**Provided material**
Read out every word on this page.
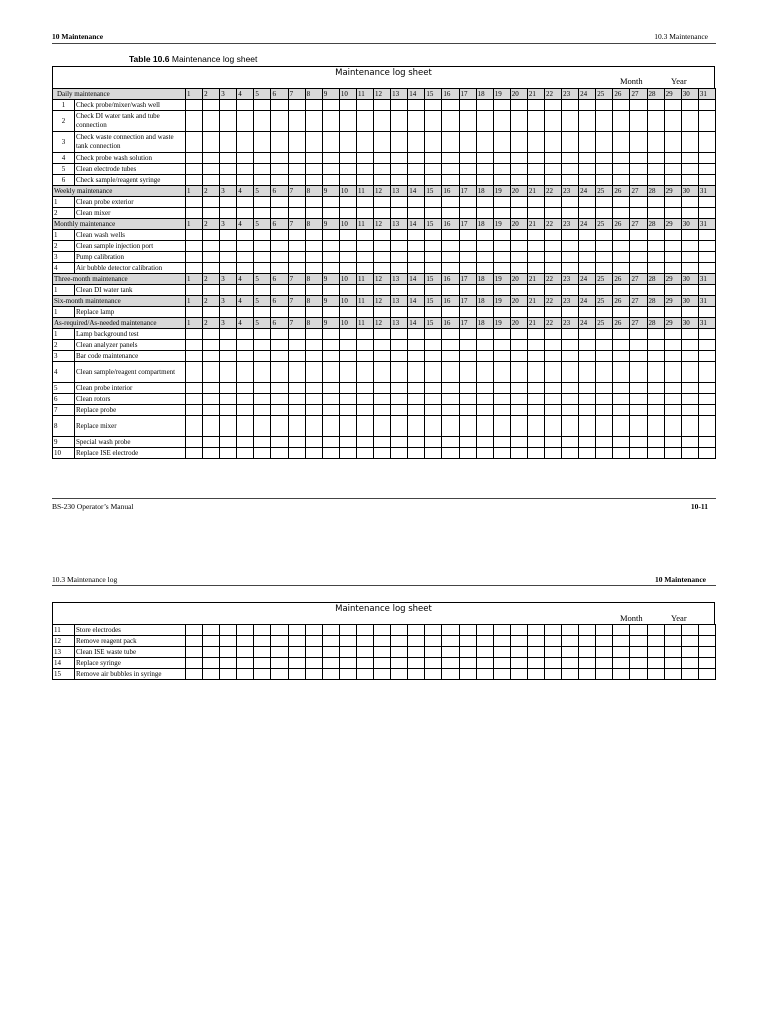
10 Maintenance	10.3 Maintenance
Table 10.6 Maintenance log sheet
Maintenance log sheet
Month	Year
Daily maintenance		1	2	3	4	5	6	7	8	9	10	11	12	13	14	15	16	17	18	19	20	21	22	23	24	25	26	27	28	29	30	31
1	Check probe/mixer/wash well																															
2	Check DI water tank and tube connection																															
3	Check waste connection and waste tank connection																															
4	Check probe wash solution																															
5	Clean electrode tubes																															
6	Check sample/reagent syringe																															
Weekly maintenance		1	2	3	4	5	6	7	8	9	10	11	12	13	14	15	16	17	18	19	20	21	22	23	24	25	26	27	28	29	30	31
1	Clean probe exterior																															
2	Clean mixer																															
Monthly maintenance		1	2	3	4	5	6	7	8	9	10	11	12	13	14	15	16	17	18	19	20	21	22	23	24	25	26	27	28	29	30	31
1	Clean wash wells																															
2	Clean sample injection port																															
3	Pump calibration																															
4	Air bubble detector calibration																															
Three-month maintenance		1	2	3	4	5	6	7	8	9	10	11	12	13	14	15	16	17	18	19	20	21	22	23	24	25	26	27	28	29	30	31
1	Clean DI water tank																															
Six-month maintenance		1	2	3	4	5	6	7	8	9	10	11	12	13	14	15	16	17	18	19	20	21	22	23	24	25	26	27	28	29	30	31
1	Replace lamp																															
As-required/As-needed maintenance		1	2	3	4	5	6	7	8	9	10	11	12	13	14	15	16	17	18	19	20	21	22	23	24	25	26	27	28	29	30	31
1	Lamp background test																															
2	Clean analyzer panels																															
3	Bar code maintenance																															
4	Clean sample/reagent compartment																															
5	Clean probe interior																															
6	Clean rotors																															
7	Replace probe																															
8	Replace mixer																															
9	Special wash probe																															
10	Replace ISE electrode																															
BS-230 Operator’s Manual	10-11
10.3 Maintenance log	10 Maintenance
Maintenance log sheet
Month	Year
11	Store electrodes																															
12	Remove reagent pack																															
13	Clean ISE waste tube																															
14	Replace syringe																															
15	Remove air bubbles in syringe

**What is needed**
Count the lines in which the string "Check" appears, then report only that figure.

**Response**
5